Enunciado 1 =>
Indique si cada afirmación concuerda con el fragmento seleccionado sobre el coloquio, respondiendo sí o no y citando literalmente las palabras que lo deciden: (a) El coloquio se celebró en la biblioteca del Bufete Araoz & Rueda. (b) En la fecha del coloquio el libro ya estaba publicado. (c) El Profesor Alberto Javier Tapia se mostró totalmente de acuerdo con el planteamiento de Alejandro Fernández de Araoz.
Enunciado 2 =>
Según el fragmento seleccionado, ¿qué título provisional tiene el libro de Alejandro Fernández de Araoz?
Enunciado 3 =>
Convierta en una lista breve el párrafo del fragmento seleccionado que empieza por "El coloquio consistió en una exposición", conservando sus datos principales.

------ Fragmento seleccionado ------

El pasado día 2 de febrero la Revista de Derecho Bancario y Bursátil impulsó un coloquio restringido orientado a debatir la situación actual de la protección del inversor. El motivo de este coloquio, que tuvo lugar en la biblioteca del Bufete Araoz & Rueda, era la presentación por su autor de un libro de inminente publicación que precisamente apunta a la necesidad de replantearnos el citado principio. Alejandro Fernández de Araoz viene trabajando en un libro que provisionalmente ha titulado Repensar la protección del inversor: para un nuevo régimen de la contratación mobiliaria.


El coloquio consistió en una exposición por su parte de la crisis que cree que están padeciendo los principios generales inspiradores de la legislación de nuestros mercados y de valores y las posibles soluciones. Le contestó el Profesor Alberto Javier Tapia planteando su conformidad y discrepancia con el planteamiento expuesto por Alejandro Fernández de Araoz y aportando algunos datos relevantes sobre la revisión por nuestros Tribunales de la comercialización de determinados instrumentos financieros.

------ Datos de entrada ------

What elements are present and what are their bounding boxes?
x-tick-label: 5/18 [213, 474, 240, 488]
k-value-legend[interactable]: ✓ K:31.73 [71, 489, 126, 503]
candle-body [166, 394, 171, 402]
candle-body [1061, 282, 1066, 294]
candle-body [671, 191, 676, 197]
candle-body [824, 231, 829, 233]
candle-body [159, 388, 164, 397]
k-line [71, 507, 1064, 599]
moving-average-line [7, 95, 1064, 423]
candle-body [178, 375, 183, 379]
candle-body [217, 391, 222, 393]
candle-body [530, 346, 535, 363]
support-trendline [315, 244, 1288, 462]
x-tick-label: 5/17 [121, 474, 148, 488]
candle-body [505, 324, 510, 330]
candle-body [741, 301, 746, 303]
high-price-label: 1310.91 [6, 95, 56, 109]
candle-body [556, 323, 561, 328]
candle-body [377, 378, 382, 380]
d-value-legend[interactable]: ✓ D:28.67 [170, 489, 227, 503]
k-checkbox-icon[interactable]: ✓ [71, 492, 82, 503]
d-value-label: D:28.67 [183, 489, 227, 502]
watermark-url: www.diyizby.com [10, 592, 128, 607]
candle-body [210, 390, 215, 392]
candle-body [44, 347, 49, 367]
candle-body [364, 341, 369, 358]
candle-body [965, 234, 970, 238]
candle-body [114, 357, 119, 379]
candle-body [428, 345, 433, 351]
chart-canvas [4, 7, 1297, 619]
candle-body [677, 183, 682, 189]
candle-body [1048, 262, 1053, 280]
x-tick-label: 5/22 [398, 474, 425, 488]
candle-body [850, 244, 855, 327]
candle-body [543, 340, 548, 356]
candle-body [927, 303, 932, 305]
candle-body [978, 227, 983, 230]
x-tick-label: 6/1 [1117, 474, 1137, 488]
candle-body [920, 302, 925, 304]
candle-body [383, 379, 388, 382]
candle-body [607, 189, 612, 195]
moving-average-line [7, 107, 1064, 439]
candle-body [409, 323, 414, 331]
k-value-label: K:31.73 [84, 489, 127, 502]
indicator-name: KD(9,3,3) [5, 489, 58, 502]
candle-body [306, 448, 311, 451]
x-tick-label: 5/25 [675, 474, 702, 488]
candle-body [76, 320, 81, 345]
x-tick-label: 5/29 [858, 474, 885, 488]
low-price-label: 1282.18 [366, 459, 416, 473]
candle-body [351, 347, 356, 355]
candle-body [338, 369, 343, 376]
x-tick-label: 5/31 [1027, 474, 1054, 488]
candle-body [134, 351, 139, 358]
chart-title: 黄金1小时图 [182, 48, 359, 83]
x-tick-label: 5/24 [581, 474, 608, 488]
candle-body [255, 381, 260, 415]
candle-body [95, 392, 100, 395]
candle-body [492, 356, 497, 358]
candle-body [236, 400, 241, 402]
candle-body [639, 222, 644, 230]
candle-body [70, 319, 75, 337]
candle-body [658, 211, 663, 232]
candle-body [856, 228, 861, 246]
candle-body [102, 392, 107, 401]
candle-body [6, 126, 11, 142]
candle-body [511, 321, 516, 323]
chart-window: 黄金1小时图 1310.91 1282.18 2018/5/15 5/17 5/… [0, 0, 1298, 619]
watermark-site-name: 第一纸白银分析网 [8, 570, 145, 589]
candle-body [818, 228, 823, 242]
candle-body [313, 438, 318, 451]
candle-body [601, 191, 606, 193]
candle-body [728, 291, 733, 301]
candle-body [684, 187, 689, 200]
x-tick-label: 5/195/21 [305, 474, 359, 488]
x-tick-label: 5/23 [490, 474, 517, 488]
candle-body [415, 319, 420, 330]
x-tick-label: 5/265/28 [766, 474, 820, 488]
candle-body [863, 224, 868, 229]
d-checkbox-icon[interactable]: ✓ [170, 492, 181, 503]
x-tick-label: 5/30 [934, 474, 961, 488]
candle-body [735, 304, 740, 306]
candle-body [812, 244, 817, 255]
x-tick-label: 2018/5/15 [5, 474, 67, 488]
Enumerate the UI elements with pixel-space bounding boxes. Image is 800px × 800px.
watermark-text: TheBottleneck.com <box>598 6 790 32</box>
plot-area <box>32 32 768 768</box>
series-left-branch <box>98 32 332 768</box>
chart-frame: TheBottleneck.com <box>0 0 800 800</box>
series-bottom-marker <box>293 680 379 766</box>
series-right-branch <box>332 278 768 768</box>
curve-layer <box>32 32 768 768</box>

------

Solución desarrollada 1 =>
(a) Sí: "que tuvo lugar en la biblioteca del Bufete Araoz & Rueda".
(b) No: "un libro de inminente publicación".
(c) No: "planteando su conformidad y discrepancia con el planteamiento expuesto por Alejandro Fernández de Araoz".

Solución desarrollada 2 =>
Repensar la protección del inversor: para un nuevo régimen de la contratación mobiliaria.

Solución desarrollada 3 =>
- Alejandro Fernández de Araoz expuso la crisis que, a su juicio, padecen los principios generales que inspiran la legislación de los mercados y de valores, así como sus posibles soluciones.
- El Profesor Alberto Javier Tapia le contestó señalando en qué coincidía y en qué discrepaba de ese planteamiento.
- Tapia aportó además datos relevantes sobre la revisión judicial de la comercialización de determinados instrumentos financieros.